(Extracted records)
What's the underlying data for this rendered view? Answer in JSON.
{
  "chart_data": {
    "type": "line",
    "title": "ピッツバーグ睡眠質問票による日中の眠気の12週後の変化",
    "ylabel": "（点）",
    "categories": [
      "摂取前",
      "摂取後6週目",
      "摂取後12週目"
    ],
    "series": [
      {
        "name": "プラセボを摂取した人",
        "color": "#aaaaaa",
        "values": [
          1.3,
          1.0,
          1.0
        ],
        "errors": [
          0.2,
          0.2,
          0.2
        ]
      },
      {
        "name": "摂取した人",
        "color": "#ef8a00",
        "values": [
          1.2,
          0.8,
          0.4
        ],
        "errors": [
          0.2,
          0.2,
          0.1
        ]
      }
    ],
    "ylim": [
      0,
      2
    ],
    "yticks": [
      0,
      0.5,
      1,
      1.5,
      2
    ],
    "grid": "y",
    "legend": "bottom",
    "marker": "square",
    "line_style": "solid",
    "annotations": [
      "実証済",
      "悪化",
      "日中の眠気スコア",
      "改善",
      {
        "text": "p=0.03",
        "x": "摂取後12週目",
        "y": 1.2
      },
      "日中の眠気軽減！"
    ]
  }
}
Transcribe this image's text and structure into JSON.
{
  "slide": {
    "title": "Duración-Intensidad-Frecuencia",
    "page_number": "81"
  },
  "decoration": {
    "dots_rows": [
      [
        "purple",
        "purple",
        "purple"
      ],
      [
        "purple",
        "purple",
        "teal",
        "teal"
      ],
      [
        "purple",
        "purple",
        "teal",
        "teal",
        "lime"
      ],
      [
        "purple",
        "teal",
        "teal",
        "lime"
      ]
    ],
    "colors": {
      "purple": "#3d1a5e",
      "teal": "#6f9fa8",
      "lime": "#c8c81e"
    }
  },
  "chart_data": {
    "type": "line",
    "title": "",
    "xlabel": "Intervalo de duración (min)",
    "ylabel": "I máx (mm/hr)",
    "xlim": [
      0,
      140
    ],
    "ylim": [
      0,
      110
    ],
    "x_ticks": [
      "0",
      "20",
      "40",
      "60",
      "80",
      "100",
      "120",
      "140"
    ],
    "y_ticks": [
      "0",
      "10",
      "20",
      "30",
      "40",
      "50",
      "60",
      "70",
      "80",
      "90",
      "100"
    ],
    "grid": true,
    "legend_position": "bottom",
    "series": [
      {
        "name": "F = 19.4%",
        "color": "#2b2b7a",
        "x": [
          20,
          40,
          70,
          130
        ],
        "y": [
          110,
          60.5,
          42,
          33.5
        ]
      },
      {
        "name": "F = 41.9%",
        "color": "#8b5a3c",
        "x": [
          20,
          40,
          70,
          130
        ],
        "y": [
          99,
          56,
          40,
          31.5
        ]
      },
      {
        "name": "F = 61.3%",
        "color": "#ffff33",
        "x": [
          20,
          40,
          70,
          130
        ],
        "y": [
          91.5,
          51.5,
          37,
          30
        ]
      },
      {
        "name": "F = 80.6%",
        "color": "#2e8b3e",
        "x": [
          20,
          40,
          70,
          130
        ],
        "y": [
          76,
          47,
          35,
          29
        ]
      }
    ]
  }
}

* **GIVEN EXERCISE**
Where a line above contains the word "name", copy that line.

* **ANSWER TO THE EXERCISE**
        "name": "プラセボを摂取した人",
        "name": "摂取した人",
        "name": "F = 19.4%",
        "name": "F = 41.9%",
        "name": "F = 61.3%",
        "name": "F = 80.6%",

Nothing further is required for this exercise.